WRITTEN TASK:
Return each line containing "static".

---------- DATA LINES

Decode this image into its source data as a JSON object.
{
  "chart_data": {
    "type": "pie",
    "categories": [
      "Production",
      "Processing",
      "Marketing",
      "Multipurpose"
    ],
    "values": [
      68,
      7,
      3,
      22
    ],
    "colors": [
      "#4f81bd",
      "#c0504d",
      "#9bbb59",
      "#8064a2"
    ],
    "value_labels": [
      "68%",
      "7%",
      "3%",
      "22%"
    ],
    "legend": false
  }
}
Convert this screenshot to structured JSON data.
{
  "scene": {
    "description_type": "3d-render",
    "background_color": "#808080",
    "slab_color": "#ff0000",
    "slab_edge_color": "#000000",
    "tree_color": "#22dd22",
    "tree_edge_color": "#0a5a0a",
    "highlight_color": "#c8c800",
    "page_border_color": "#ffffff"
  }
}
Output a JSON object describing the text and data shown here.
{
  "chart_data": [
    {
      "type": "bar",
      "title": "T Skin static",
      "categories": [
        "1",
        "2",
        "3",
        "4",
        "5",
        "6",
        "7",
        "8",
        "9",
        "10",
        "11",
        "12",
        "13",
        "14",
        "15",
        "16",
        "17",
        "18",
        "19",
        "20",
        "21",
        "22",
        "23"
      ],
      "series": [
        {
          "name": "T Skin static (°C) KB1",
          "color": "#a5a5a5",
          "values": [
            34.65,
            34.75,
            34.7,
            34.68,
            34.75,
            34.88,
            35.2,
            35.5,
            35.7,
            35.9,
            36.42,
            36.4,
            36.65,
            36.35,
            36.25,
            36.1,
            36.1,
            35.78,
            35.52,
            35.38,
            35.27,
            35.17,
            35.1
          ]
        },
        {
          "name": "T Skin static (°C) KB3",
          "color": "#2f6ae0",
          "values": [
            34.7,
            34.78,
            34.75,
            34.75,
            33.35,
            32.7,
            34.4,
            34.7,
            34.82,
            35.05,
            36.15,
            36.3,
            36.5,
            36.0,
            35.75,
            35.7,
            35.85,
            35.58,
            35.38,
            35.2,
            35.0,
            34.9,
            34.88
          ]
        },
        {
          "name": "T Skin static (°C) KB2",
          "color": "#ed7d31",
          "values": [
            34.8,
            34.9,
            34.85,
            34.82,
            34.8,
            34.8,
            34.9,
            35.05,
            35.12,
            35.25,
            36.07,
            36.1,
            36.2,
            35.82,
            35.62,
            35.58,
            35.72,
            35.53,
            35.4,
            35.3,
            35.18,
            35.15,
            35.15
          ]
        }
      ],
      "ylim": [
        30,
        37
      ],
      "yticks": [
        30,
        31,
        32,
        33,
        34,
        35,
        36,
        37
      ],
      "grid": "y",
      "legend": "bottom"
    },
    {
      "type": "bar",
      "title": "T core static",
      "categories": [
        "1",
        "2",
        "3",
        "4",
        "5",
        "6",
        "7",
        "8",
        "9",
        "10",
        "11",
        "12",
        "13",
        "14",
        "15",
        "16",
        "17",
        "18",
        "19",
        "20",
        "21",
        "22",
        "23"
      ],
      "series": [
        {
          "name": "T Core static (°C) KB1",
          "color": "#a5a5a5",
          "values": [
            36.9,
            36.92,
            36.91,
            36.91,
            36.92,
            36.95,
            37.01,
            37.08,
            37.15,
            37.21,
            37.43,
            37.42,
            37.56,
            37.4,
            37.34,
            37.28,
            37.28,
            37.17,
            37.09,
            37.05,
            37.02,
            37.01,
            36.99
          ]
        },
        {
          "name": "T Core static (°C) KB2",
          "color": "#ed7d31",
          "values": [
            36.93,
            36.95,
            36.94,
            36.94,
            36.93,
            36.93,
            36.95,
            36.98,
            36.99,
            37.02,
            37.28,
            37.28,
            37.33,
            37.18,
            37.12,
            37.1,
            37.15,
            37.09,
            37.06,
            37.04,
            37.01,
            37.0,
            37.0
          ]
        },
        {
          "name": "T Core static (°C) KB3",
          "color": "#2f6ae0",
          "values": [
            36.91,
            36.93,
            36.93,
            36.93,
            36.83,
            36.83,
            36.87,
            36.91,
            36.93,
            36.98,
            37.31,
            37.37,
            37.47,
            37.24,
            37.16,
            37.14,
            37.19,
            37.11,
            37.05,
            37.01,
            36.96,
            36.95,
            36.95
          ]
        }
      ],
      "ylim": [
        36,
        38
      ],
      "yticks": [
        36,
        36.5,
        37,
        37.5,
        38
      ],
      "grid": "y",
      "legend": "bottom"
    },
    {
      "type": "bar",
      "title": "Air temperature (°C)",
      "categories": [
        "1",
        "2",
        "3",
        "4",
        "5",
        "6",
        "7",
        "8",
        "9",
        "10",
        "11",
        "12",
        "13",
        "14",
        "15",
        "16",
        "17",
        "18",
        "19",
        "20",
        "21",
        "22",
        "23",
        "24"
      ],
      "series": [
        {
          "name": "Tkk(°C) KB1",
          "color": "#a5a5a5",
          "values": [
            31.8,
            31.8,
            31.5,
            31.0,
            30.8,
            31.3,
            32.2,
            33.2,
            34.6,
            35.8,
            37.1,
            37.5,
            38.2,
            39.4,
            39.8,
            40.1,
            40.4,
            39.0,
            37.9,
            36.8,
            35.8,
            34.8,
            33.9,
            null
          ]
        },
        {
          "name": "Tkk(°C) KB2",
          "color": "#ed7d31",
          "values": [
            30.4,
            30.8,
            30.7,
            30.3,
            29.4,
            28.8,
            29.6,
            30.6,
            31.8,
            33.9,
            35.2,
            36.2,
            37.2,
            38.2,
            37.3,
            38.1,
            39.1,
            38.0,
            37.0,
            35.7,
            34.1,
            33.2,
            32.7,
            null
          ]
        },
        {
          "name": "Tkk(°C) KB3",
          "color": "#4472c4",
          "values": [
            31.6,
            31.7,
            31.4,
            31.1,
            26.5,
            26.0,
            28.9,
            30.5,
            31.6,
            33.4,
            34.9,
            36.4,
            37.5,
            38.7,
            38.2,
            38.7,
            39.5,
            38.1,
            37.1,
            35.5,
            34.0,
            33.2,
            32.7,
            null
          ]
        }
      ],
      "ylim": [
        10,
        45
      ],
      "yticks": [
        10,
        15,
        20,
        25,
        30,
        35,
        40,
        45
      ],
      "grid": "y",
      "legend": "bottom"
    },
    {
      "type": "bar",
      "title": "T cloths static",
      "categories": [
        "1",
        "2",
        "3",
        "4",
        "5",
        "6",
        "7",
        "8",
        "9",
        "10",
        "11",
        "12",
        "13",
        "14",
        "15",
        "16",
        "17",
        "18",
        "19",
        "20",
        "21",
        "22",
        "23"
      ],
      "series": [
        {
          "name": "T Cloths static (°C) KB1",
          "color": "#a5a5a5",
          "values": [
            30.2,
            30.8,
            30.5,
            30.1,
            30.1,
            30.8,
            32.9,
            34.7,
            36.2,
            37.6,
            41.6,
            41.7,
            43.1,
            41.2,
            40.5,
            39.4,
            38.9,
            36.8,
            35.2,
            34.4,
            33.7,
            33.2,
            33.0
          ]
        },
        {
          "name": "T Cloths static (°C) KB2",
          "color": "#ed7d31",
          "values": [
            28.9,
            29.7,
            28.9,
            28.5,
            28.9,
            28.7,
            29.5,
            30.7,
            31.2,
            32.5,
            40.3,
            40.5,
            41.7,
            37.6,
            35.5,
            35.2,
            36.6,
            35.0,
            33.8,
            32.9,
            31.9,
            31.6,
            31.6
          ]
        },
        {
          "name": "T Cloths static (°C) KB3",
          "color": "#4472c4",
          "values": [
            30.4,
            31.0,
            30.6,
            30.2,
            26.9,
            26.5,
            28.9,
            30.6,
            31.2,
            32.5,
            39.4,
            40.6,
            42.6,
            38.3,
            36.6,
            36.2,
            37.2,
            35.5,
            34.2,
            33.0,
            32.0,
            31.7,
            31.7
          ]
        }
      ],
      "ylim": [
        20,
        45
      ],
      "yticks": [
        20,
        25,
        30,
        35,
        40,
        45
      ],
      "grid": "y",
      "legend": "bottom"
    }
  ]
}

--------------------

TASK OUTPUT:
      "title": "T Skin static",
          "name": "T Skin static (°C) KB1",
          "name": "T Skin static (°C) KB3",
          "name": "T Skin static (°C) KB2",
      "title": "T core static",
          "name": "T Core static (°C) KB1",
          "name": "T Core static (°C) KB2",
          "name": "T Core static (°C) KB3",
      "title": "T cloths static",
          "name": "T Cloths static (°C) KB1",
          "name": "T Cloths static (°C) KB2",
          "name": "T Cloths static (°C) KB3",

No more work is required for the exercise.